**Task statement**
Transcribe every entry word for word, but skip the images.

**Input for this task**
========
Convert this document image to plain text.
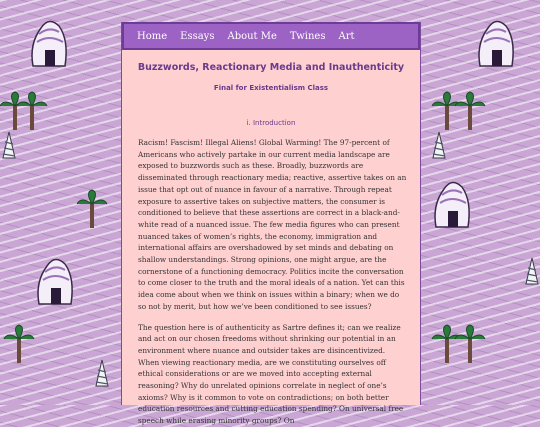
Home Essays About Me Twines Art
Buzzwords, Reactionary Media and Inauthenticity
Final for Existentialism Class
i. Introduction

Racism! Fascism! Illegal Aliens! Global Warming! The 97-percent of Americans who actively partake in our current media landscape are exposed to buzzwords such as these. Broadly, buzzwords are disseminated through reactionary media; reactive, assertive takes on an issue that opt out of nuance in favour of a narrative. Through repeat exposure to assertive takes on subjective matters, the consumer is conditioned to believe that these assertions are correct in a black-and-white read of a nuanced issue. The few media figures who can present nuanced takes of women’s rights, the economy, immigration and international affairs are overshadowed by set minds and debating on shallow understandings. Strong opinions, one might argue, are the cornerstone of a functioning democracy. Politics incite the conversation to come closer to the truth and the moral ideals of a nation. Yet can this idea come about when we think on issues within a binary; when we do so not by merit, but how we’ve been conditioned to see issues?

The question here is of authenticity as Sartre defines it; can we realize and act on our chosen freedoms without shrinking our potential in an environment where nuance and outsider takes are disincentivized. When viewing reactionary media, are we constituting ourselves off ethical considerations or are we moved into accepting external reasoning? Why do unrelated opinions correlate in neglect of one’s axioms? Why is it common to vote on contradictions; on both better education resources and cutting education spending? On universal free speech while erasing minority groups? On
========
**Written solution**
Convert this document image to plain text.
Home Essays About Me Twines Art
Buzzwords, Reactionary Media and Inauthenticity
Final for Existentialism Class
i. Introduction

Racism! Fascism! Illegal Aliens! Global Warming! The 97-percent of Americans who actively partake in our current media landscape are exposed to buzzwords such as these. Broadly, buzzwords are disseminated through reactionary media; reactive, assertive takes on an issue that opt out of nuance in favour of a narrative. Through repeat exposure to assertive takes on subjective matters, the consumer is conditioned to believe that these assertions are correct in a black-and-white read of a nuanced issue. The few media figures who can present nuanced takes of women’s rights, the economy, immigration and international affairs are overshadowed by set minds and debating on shallow understandings. Strong opinions, one might argue, are the cornerstone of a functioning democracy. Politics incite the conversation to come closer to the truth and the moral ideals of a nation. Yet can this idea come about when we think on issues within a binary; when we do so not by merit, but how we’ve been conditioned to see issues?

The question here is of authenticity as Sartre defines it; can we realize and act on our chosen freedoms without shrinking our potential in an environment where nuance and outsider takes are disincentivized. When viewing reactionary media, are we constituting ourselves off ethical considerations or are we moved into accepting external reasoning? Why do unrelated opinions correlate in neglect of one’s axioms? Why is it common to vote on contradictions; on both better education resources and cutting education spending? On universal free speech while erasing minority groups? On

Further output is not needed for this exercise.